Start of Supplied records
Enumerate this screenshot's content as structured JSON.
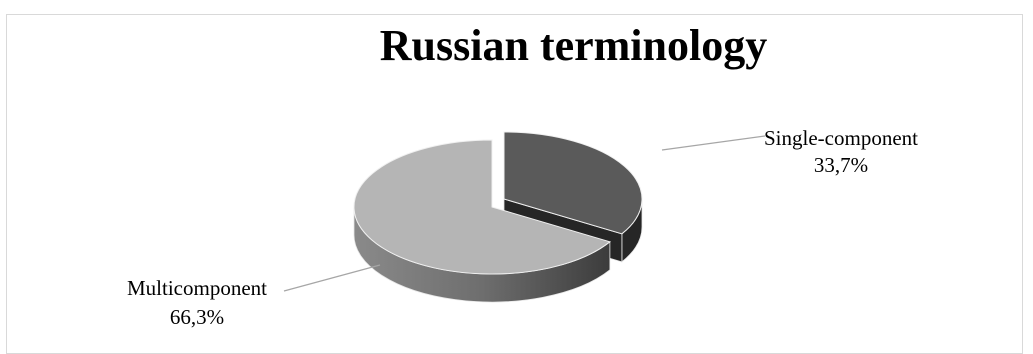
{
  "chart_data": {
    "type": "pie",
    "style": "3d-exploded",
    "title": "Russian terminology",
    "categories": [
      "Single-component",
      "Multicomponent"
    ],
    "values": [
      33.7,
      66.3
    ],
    "value_labels": [
      "33,7%",
      "66,3%"
    ],
    "colors": {
      "Single-component": {
        "top": "#5a5a5a",
        "side": "#262626"
      },
      "Multicomponent": {
        "top": "#b5b5b5",
        "side": "#7a7a7a"
      }
    },
    "legend": "none",
    "data_labels": "outside-with-leader-lines"
  }
}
End of Supplied records
(Work to be completed): Copy every line of the listing that contains the word "Single".

(Exercise result):
      "Single-component",
      "Single-component": {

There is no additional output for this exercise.